▸ EXERCISE GOAL
Retype exactly and only the lines from the one that contains "Convert this document image to plain text." through the final line of the data; pictures are left out.

## begin DATA LISTING

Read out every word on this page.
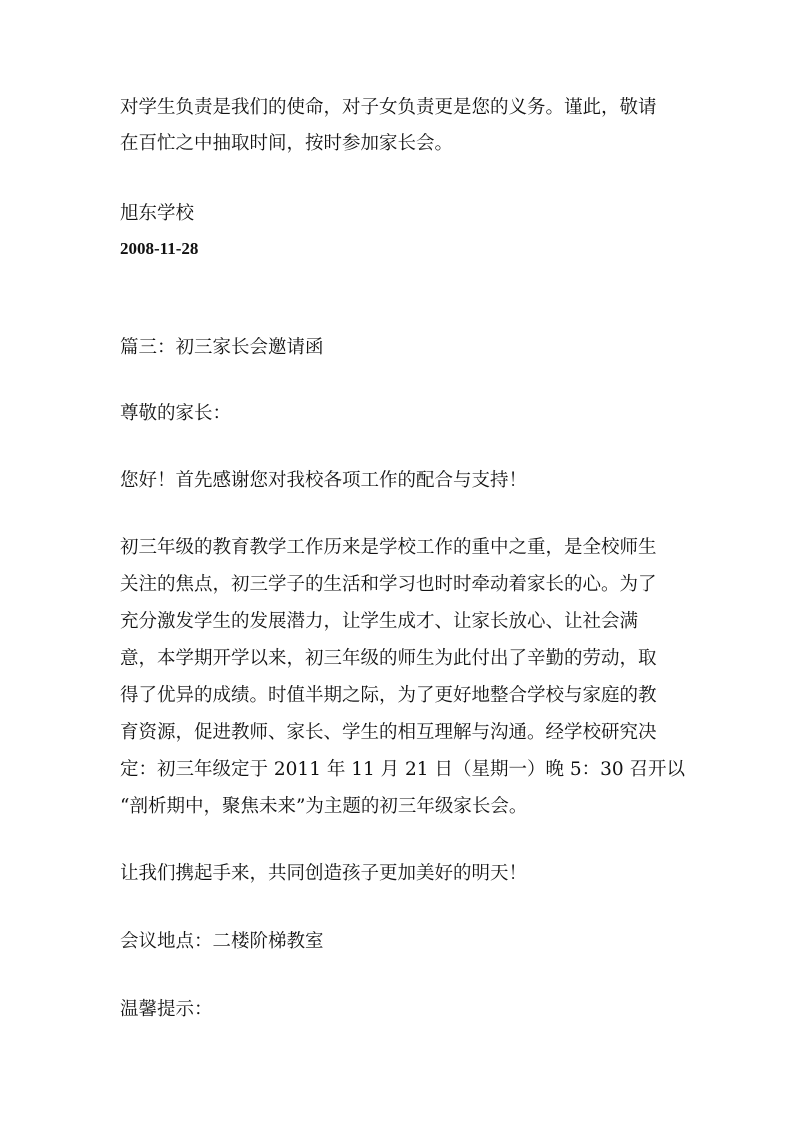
对学生负责是我们的使命，对子女负责更是您的义务。谨此，敬请

在百忙之中抽取时间，按时参加家长会。

旭东学校

2008-11-28

篇三：初三家长会邀请函

尊敬的家长：

您好！首先感谢您对我校各项工作的配合与支持！

初三年级的教育教学工作历来是学校工作的重中之重，是全校师生

关注的焦点，初三学子的生活和学习也时时牵动着家长的心。为了

充分激发学生的发展潜力，让学生成才、让家长放心、让社会满

意，本学期开学以来，初三年级的师生为此付出了辛勤的劳动，取

得了优异的成绩。时值半期之际，为了更好地整合学校与家庭的教

育资源，促进教师、家长、学生的相互理解与沟通。经学校研究决

定：初三年级定于 2011 年 11 月 21 日（星期一）晚 5：30 召开以

“剖析期中，聚焦未来”为主题的初三年级家长会。

让我们携起手来，共同创造孩子更加美好的明天！

会议地点：二楼阶梯教室

温馨提示：
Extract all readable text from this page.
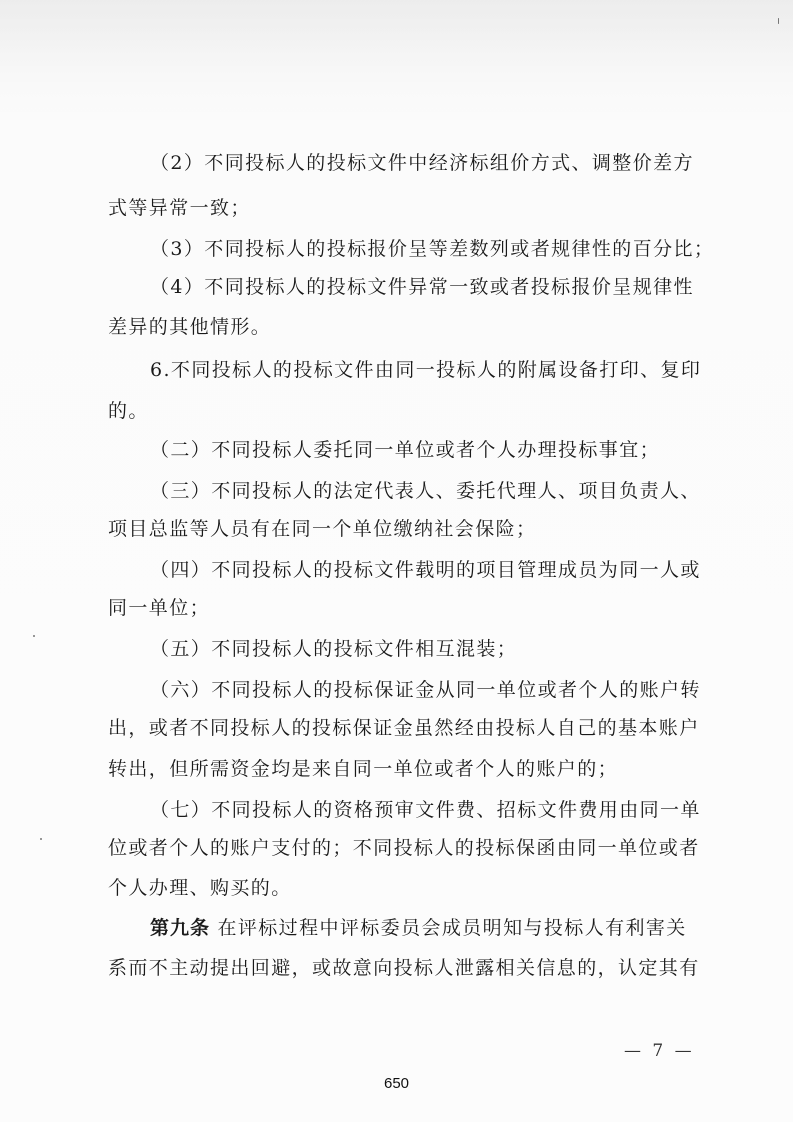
（2）不同投标人的投标文件中经济标组价方式、调整价差方
式等异常一致；
（3）不同投标人的投标报价呈等差数列或者规律性的百分比；
（4）不同投标人的投标文件异常一致或者投标报价呈规律性
差异的其他情形。
6.不同投标人的投标文件由同一投标人的附属设备打印、复印
的。
（二）不同投标人委托同一单位或者个人办理投标事宜；
（三）不同投标人的法定代表人、委托代理人、项目负责人、
项目总监等人员有在同一个单位缴纳社会保险；
（四）不同投标人的投标文件载明的项目管理成员为同一人或
同一单位；
（五）不同投标人的投标文件相互混装；
（六）不同投标人的投标保证金从同一单位或者个人的账户转
出，或者不同投标人的投标保证金虽然经由投标人自己的基本账户
转出，但所需资金均是来自同一单位或者个人的账户的；
（七）不同投标人的资格预审文件费、招标文件费用由同一单
位或者个人的账户支付的；不同投标人的投标保函由同一单位或者
个人办理、购买的。
第九条 在评标过程中评标委员会成员明知与投标人有利害关
系而不主动提出回避，或故意向投标人泄露相关信息的，认定其有
— 7 —
650
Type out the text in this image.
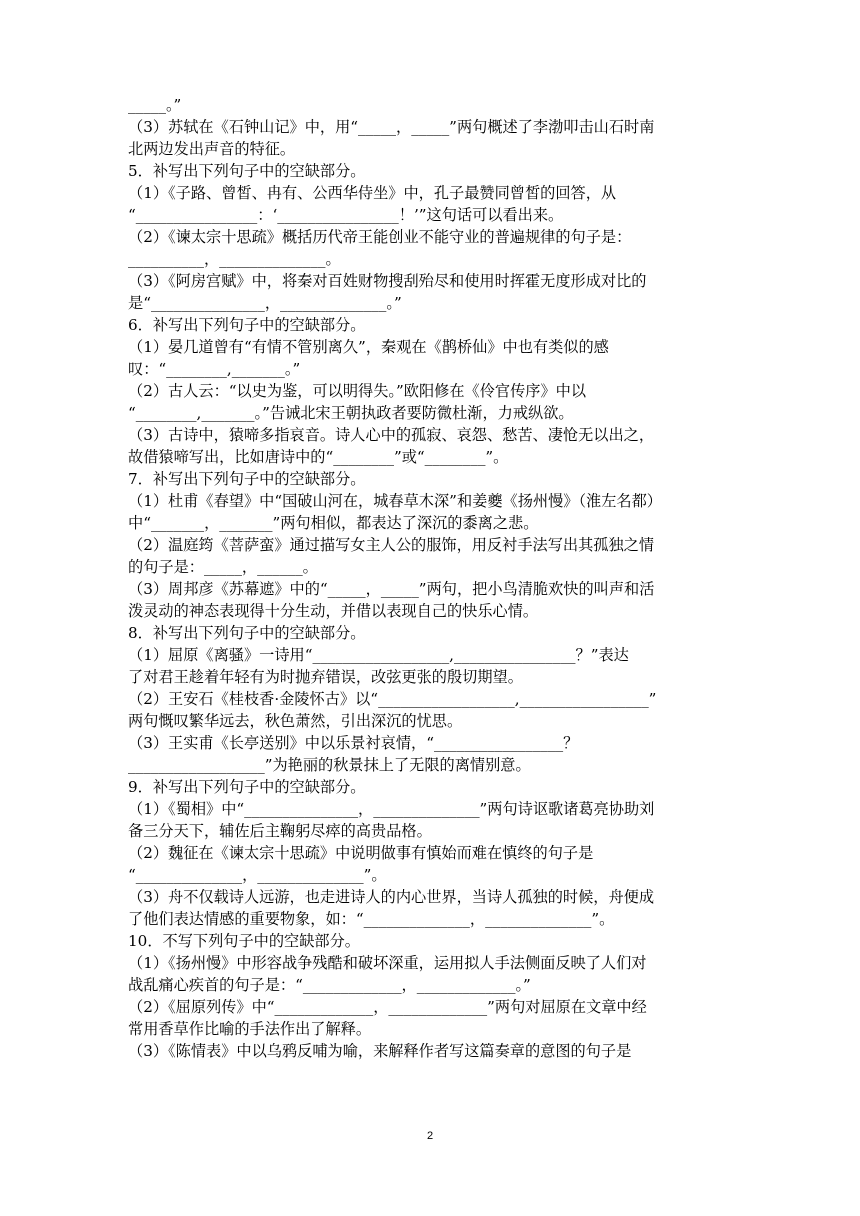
_____。”
（3）苏轼在《石钟山记》中，用“_____，_____”两句概述了李渤叩击山石时南
北两边发出声音的特征。
5．补写出下列句子中的空缺部分。
（1）《子路、曾皙、冉有、公西华侍坐》中，孔子最赞同曾皙的回答，从
“________________：‘________________！’”这句话可以看出来。
（2）《谏太宗十思疏》概括历代帝王能创业不能守业的普遍规律的句子是：
__________，______________。
（3）《阿房宫赋》中，将秦对百姓财物搜刮殆尽和使用时挥霍无度形成对比的
是“_______________，______________。”
6．补写出下列句子中的空缺部分。
（1）晏几道曾有“有情不管别离久”，秦观在《鹊桥仙》中也有类似的感
叹：“________,_______。”
（2）古人云：“以史为鉴，可以明得失。”欧阳修在《伶官传序》中以
“________,_______。”告诫北宋王朝执政者要防微杜渐，力戒纵欲。
（3）古诗中，猿啼多指哀音。诗人心中的孤寂、哀怨、愁苦、凄怆无以出之，
故借猿啼写出，比如唐诗中的“________”或“________”。
7．补写出下列句子中的空缺部分。
（1）杜甫《春望》中“国破山河在，城春草木深”和姜夔《扬州慢》（淮左名都）
中“_______，_______”两句相似，都表达了深沉的黍离之悲。
（2）温庭筠《菩萨蛮》通过描写女主人公的服饰，用反衬手法写出其孤独之情
的句子是：_____，______。
（3）周邦彦《苏幕遮》中的“_____，_____”两句，把小鸟清脆欢快的叫声和活
泼灵动的神态表现得十分生动，并借以表现自己的快乐心情。
8．补写出下列句子中的空缺部分。
（1）屈原《离骚》一诗用“__________________,________________？”表达
了对君王趁着年轻有为时抛弃错误，改弦更张的殷切期望。
（2）王安石《桂枝香·金陵怀古》以“__________________,_________________”
两句慨叹繁华远去，秋色萧然，引出深沉的忧思。
（3）王实甫《长亭送别》中以乐景衬哀情，“_________________？
__________________”为艳丽的秋景抹上了无限的离情别意。
9．补写出下列句子中的空缺部分。
（1）《蜀相》中“_______________，______________”两句诗讴歌诸葛亮协助刘
备三分天下，辅佐后主鞠躬尽瘁的高贵品格。
（2）魏征在《谏太宗十思疏》中说明做事有慎始而难在慎终的句子是
“______________，______________”。
（3）舟不仅载诗人远游，也走进诗人的内心世界，当诗人孤独的时候，舟便成
了他们表达情感的重要物象，如：“______________，______________”。
10．不写下列句子中的空缺部分。
（1）《扬州慢》中形容战争残酷和破坏深重，运用拟人手法侧面反映了人们对
战乱痛心疾首的句子是：“_____________，_____________。”
（2）《屈原列传》中“_____________，_____________”两句对屈原在文章中经
常用香草作比喻的手法作出了解释。
（3）《陈情表》中以乌鸦反哺为喻，来解释作者写这篇奏章的意图的句子是
2
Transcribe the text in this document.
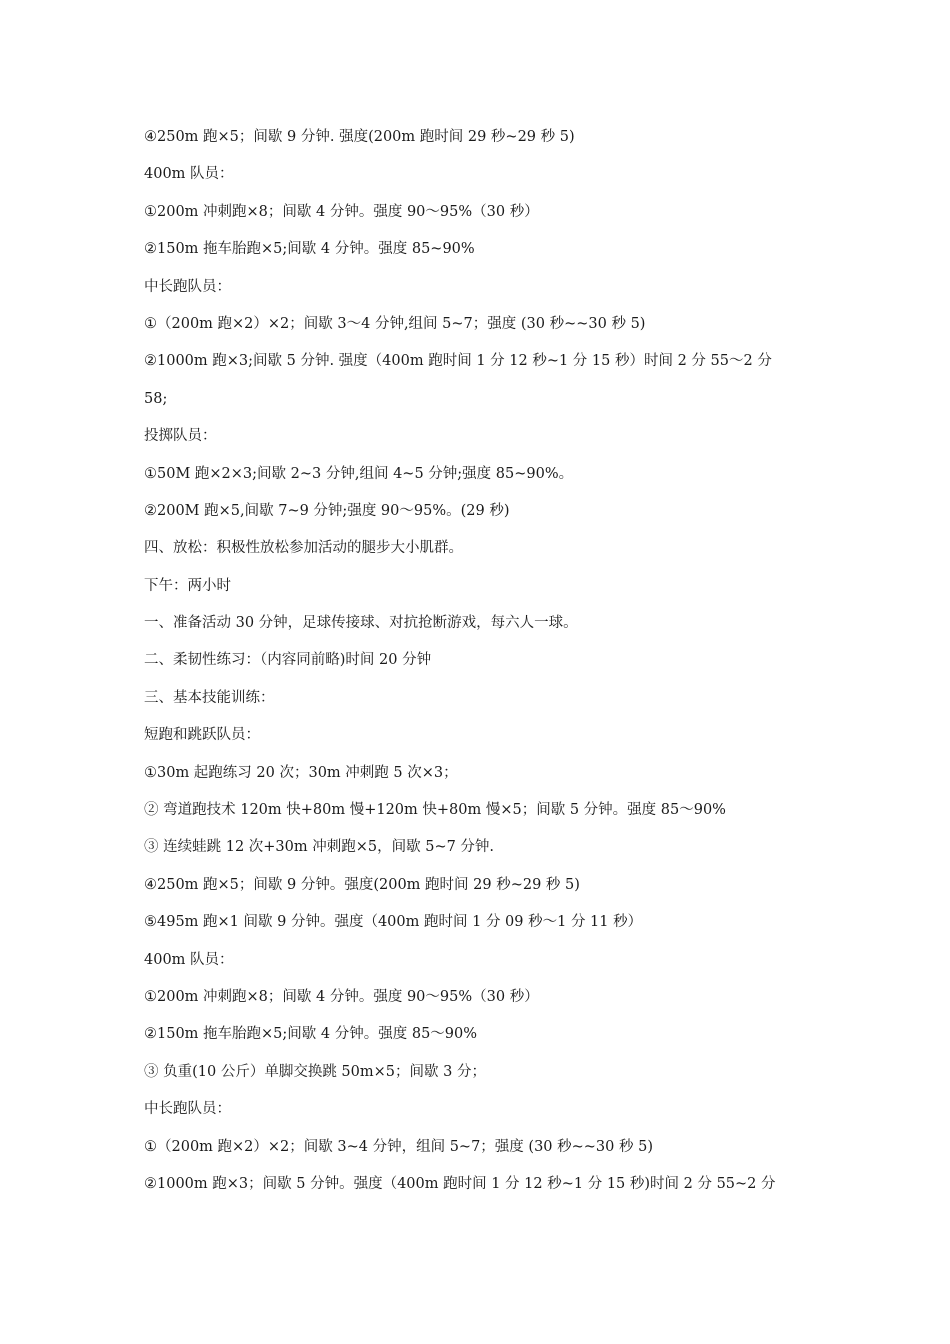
④250m 跑×5；间歇 9 分钟. 强度(200m 跑时间 29 秒~29 秒 5)
400m 队员：
①200m 冲刺跑×8；间歇 4 分钟。强度 90～95%（30 秒）
②150m 拖车胎跑×5;间歇 4 分钟。强度 85~90%
中长跑队员：
①（200m 跑×2）×2；间歇 3～4 分钟,组间 5~7；强度 (30 秒~~30 秒 5)
②1000m 跑×3;间歇 5 分钟. 强度（400m 跑时间 1 分 12 秒~1 分 15 秒）时间 2 分 55～2 分
58;
投掷队员：
①50M 跑×2×3;间歇 2~3 分钟,组间 4~5 分钟;强度 85~90%。
②200M 跑×5,间歇 7~9 分钟;强度 90～95%。(29 秒)
四、放松：积极性放松参加活动的腿步大小肌群。
下午：两小时
一、准备活动 30 分钟，足球传接球、对抗抢断游戏，每六人一球。
二、柔韧性练习：（内容同前略)时间 20 分钟
三、基本技能训练：
短跑和跳跃队员：
①30m 起跑练习 20 次；30m 冲刺跑 5 次×3；
② 弯道跑技术 120m 快+80m 慢+120m 快+80m 慢×5；间歇 5 分钟。强度 85～90%
③ 连续蛙跳 12 次+30m 冲刺跑×5，间歇 5~7 分钟.
④250m 跑×5；间歇 9 分钟。强度(200m 跑时间 29 秒~29 秒 5)
⑤495m 跑×1 间歇 9 分钟。强度（400m 跑时间 1 分 09 秒～1 分 11 秒）
400m 队员：
①200m 冲刺跑×8；间歇 4 分钟。强度 90～95%（30 秒）
②150m 拖车胎跑×5;间歇 4 分钟。强度 85～90%
③ 负重(10 公斤）单脚交换跳 50m×5；间歇 3 分；
中长跑队员：
①（200m 跑×2）×2；间歇 3~4 分钟，组间 5~7；强度 (30 秒~~30 秒 5)
②1000m 跑×3；间歇 5 分钟。强度（400m 跑时间 1 分 12 秒~1 分 15 秒)时间 2 分 55~2 分
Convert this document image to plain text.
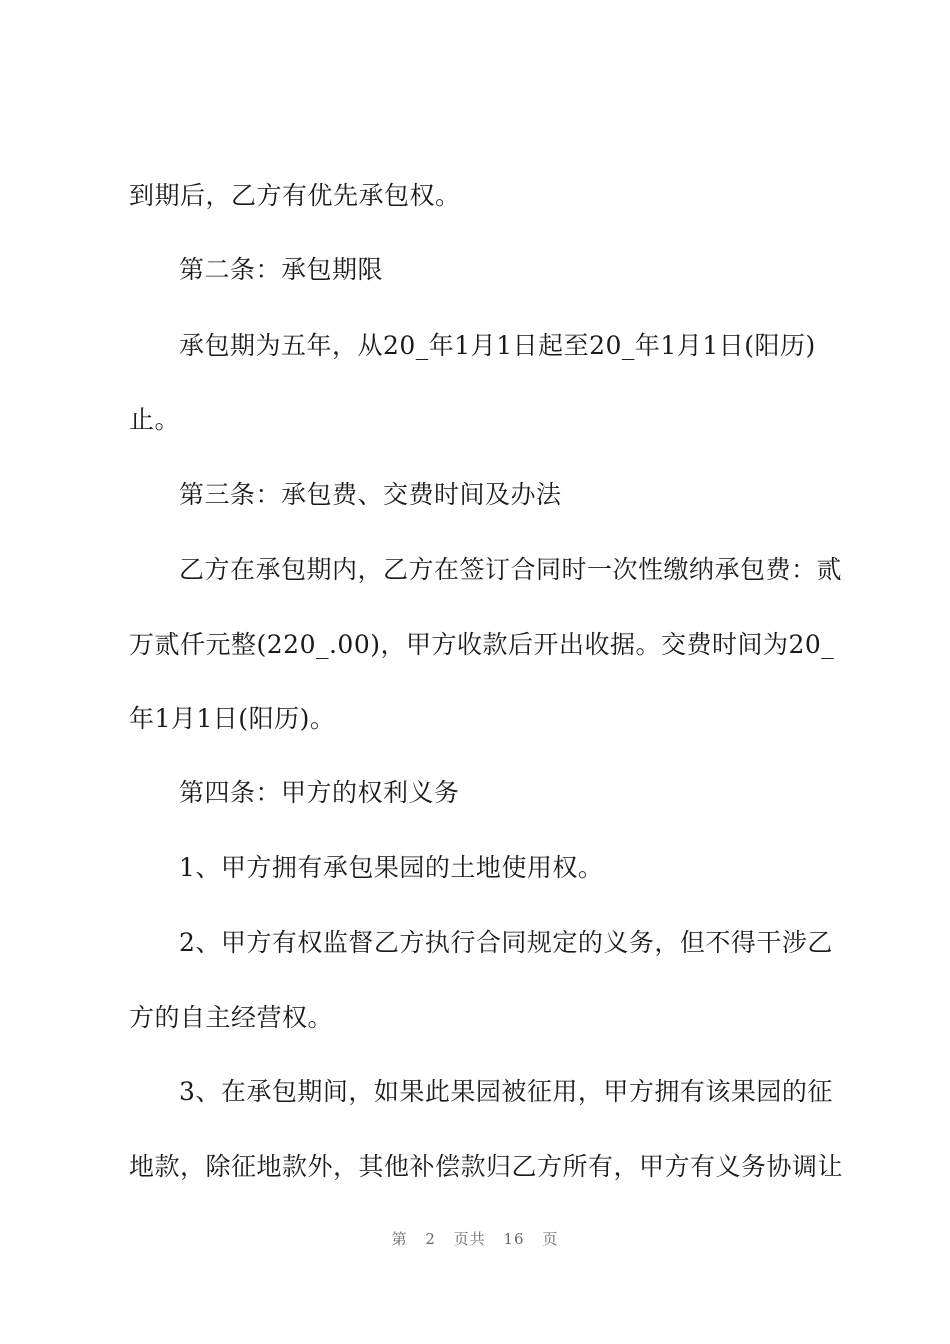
到期后，乙方有优先承包权。
第二条：承包期限
承包期为五年，从20_年1月1日起至20_年1月1日(阳历)
止。
第三条：承包费、交费时间及办法
乙方在承包期内，乙方在签订合同时一次性缴纳承包费：贰
万贰仟元整(220_.00)，甲方收款后开出收据。交费时间为20_
年1月1日(阳历)。
第四条：甲方的权利义务
1、甲方拥有承包果园的土地使用权。
2、甲方有权监督乙方执行合同规定的义务，但不得干涉乙
方的自主经营权。
3、在承包期间，如果此果园被征用，甲方拥有该果园的征
地款，除征地款外，其他补偿款归乙方所有，甲方有义务协调让
第 2 页共 16 页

## end DATA LISTING

▸ OUTPUT
Convert this document image to plain text.
到期后，乙方有优先承包权。
第二条：承包期限
承包期为五年，从20_年1月1日起至20_年1月1日(阳历)
止。
第三条：承包费、交费时间及办法
乙方在承包期内，乙方在签订合同时一次性缴纳承包费：贰
万贰仟元整(220_.00)，甲方收款后开出收据。交费时间为20_
年1月1日(阳历)。
第四条：甲方的权利义务
1、甲方拥有承包果园的土地使用权。
2、甲方有权监督乙方执行合同规定的义务，但不得干涉乙
方的自主经营权。
3、在承包期间，如果此果园被征用，甲方拥有该果园的征
地款，除征地款外，其他补偿款归乙方所有，甲方有义务协调让
第 2 页共 16 页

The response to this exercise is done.